## Begin INPUT
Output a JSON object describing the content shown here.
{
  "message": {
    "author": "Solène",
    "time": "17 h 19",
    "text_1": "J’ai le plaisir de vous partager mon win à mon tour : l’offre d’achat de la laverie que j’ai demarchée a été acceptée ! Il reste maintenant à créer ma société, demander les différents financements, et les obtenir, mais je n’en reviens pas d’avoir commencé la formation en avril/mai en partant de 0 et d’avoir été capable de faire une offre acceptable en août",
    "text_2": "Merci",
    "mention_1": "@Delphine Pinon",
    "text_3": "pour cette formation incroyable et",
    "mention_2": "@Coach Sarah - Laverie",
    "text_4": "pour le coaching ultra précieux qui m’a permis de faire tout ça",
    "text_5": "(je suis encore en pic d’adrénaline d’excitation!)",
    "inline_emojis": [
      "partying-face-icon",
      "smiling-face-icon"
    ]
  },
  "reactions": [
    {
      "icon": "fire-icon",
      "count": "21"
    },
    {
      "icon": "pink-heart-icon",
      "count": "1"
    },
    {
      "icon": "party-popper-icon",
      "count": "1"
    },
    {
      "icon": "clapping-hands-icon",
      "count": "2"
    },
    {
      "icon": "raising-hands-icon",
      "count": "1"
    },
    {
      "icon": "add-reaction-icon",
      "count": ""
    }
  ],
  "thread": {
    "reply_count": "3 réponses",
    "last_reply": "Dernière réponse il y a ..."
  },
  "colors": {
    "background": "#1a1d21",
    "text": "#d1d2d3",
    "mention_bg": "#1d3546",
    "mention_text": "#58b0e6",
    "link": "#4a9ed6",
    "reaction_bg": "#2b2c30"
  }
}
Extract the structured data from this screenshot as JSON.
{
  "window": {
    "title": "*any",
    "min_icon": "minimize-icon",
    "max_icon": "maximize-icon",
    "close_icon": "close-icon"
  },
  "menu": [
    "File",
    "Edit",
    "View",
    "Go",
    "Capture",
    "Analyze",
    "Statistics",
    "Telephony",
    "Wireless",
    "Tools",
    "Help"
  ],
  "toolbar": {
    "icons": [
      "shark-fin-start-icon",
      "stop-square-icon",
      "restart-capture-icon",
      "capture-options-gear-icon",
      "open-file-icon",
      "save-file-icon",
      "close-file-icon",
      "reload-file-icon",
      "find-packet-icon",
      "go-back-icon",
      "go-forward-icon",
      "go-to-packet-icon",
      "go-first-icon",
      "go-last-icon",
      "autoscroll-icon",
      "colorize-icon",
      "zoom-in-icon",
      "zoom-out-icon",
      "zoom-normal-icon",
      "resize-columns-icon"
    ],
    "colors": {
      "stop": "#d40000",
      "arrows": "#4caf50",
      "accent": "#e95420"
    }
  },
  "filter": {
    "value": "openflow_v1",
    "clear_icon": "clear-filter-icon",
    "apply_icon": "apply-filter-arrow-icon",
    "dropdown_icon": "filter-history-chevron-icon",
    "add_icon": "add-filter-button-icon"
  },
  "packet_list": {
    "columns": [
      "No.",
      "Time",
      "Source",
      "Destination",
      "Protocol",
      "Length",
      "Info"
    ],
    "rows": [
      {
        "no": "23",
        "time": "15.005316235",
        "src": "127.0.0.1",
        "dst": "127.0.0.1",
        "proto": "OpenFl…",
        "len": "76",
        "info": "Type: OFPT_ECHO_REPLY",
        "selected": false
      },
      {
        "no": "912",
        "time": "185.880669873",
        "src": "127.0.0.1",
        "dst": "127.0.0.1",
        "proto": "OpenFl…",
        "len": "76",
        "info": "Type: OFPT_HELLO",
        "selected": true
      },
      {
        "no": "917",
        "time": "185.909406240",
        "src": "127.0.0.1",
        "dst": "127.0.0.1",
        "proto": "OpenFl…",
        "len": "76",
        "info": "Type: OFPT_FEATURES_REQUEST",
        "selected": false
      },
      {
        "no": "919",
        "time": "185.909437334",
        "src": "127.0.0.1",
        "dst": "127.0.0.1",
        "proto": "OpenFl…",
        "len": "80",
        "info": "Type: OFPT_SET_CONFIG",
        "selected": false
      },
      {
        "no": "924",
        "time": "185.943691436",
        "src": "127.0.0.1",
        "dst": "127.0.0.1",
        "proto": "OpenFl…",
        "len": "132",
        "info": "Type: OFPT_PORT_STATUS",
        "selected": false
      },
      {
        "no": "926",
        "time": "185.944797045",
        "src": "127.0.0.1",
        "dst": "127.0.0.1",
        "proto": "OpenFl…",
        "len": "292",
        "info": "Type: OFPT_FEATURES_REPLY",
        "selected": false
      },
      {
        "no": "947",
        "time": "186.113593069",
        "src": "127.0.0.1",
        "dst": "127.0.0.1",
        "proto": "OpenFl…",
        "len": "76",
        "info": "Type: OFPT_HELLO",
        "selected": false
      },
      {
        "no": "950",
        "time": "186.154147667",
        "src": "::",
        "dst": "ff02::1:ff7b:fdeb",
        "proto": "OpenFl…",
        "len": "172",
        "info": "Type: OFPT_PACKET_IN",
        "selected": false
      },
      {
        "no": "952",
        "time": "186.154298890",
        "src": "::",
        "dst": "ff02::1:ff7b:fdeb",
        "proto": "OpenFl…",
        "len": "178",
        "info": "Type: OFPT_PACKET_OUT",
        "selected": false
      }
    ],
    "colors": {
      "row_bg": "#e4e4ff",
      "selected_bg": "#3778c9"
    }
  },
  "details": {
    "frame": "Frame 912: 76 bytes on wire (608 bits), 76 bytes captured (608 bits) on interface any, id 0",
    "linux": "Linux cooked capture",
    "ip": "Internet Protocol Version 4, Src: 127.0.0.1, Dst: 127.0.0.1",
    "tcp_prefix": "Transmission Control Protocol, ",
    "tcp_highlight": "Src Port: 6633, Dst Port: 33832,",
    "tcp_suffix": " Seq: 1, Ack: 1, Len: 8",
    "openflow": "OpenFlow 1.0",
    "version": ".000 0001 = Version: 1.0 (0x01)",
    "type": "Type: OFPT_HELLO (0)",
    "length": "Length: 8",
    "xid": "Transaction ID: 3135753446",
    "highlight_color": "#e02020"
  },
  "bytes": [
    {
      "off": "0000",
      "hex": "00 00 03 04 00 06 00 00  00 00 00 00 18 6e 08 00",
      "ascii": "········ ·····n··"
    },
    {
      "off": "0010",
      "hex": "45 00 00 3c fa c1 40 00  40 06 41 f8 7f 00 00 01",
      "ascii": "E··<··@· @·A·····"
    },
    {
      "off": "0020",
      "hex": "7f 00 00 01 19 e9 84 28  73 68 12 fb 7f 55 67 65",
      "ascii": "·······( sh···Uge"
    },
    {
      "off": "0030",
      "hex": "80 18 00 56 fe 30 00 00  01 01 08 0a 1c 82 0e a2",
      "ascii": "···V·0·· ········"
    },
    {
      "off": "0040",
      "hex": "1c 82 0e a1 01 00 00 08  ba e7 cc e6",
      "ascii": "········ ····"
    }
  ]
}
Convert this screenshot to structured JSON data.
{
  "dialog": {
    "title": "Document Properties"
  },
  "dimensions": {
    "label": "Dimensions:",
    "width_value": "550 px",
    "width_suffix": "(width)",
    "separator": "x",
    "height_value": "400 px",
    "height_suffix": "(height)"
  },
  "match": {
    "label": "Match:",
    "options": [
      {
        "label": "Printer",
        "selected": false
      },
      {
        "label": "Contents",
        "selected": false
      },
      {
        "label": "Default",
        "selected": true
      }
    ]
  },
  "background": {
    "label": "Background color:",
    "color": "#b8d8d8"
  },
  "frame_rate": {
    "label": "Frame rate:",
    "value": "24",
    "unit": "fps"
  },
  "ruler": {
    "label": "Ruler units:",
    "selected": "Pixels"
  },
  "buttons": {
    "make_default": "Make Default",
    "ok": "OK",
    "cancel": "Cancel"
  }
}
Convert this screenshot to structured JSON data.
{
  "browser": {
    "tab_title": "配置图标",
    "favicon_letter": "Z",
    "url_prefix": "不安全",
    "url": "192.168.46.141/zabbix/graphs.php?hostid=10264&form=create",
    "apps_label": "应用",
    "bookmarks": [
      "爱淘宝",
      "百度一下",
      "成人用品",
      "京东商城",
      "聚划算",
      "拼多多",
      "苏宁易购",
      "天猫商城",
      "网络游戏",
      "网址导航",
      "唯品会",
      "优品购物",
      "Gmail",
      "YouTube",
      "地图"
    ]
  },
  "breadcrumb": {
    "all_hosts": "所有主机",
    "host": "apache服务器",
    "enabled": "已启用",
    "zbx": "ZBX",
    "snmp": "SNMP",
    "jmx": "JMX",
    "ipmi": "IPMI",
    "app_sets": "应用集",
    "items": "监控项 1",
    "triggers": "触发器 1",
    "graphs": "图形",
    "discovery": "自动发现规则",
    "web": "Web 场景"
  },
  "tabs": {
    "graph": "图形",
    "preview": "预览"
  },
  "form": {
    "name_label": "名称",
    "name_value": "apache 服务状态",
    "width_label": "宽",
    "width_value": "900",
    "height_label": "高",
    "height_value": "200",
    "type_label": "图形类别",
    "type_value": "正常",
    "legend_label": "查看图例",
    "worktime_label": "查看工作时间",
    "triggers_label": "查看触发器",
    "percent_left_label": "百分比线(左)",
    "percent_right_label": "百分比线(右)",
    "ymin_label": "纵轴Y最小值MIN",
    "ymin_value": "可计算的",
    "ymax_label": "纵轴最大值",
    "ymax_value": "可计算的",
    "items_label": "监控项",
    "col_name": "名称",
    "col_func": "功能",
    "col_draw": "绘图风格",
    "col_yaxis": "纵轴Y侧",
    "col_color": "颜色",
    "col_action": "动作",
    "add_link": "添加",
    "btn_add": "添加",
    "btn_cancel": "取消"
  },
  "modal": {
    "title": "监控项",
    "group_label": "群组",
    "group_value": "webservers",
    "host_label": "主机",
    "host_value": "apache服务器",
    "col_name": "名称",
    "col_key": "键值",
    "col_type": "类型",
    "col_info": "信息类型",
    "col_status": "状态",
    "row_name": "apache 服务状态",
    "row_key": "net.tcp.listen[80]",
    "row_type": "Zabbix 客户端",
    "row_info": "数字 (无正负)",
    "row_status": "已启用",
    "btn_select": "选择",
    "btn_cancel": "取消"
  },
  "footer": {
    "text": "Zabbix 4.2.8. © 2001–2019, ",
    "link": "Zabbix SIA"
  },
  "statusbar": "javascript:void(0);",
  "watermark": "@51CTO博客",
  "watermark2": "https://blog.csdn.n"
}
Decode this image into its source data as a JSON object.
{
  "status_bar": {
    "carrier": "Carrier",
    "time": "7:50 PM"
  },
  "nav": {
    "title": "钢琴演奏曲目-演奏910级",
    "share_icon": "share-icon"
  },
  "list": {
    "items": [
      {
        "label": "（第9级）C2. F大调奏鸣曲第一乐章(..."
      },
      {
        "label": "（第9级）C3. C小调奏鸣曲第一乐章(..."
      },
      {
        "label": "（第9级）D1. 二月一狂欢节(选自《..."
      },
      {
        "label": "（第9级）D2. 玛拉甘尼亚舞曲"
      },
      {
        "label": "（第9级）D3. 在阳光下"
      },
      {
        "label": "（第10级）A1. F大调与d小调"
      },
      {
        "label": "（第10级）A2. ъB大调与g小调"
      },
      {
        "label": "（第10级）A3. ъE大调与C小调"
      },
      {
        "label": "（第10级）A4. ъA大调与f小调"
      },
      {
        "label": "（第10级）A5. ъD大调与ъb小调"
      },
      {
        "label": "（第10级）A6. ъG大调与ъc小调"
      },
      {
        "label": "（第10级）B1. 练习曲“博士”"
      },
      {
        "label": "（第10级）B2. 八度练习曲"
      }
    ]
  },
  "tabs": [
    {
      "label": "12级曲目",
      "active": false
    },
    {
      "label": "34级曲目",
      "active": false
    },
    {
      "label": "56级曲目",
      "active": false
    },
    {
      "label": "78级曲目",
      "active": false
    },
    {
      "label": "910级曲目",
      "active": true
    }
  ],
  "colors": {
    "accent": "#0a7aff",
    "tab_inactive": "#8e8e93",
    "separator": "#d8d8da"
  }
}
## End INPUT
**YOUR GOAL:** Check every line of the data above for the string "apache服务器", and copy those that have it.

**THE RESPONSE:**
    "host": "apache服务器",
    "host_value": "apache服务器",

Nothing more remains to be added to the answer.